— BEGIN RECORD LIST —

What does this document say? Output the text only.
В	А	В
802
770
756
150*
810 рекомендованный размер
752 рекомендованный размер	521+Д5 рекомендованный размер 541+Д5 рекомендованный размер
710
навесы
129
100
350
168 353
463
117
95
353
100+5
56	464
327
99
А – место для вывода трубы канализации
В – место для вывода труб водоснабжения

— END RECORD LIST —

== REQUIREMENTS ==
Go through the material above and count the lines that contain "рекомендованный"; answer with the number alone.

== RESULT OF THE EXERCISE ==
2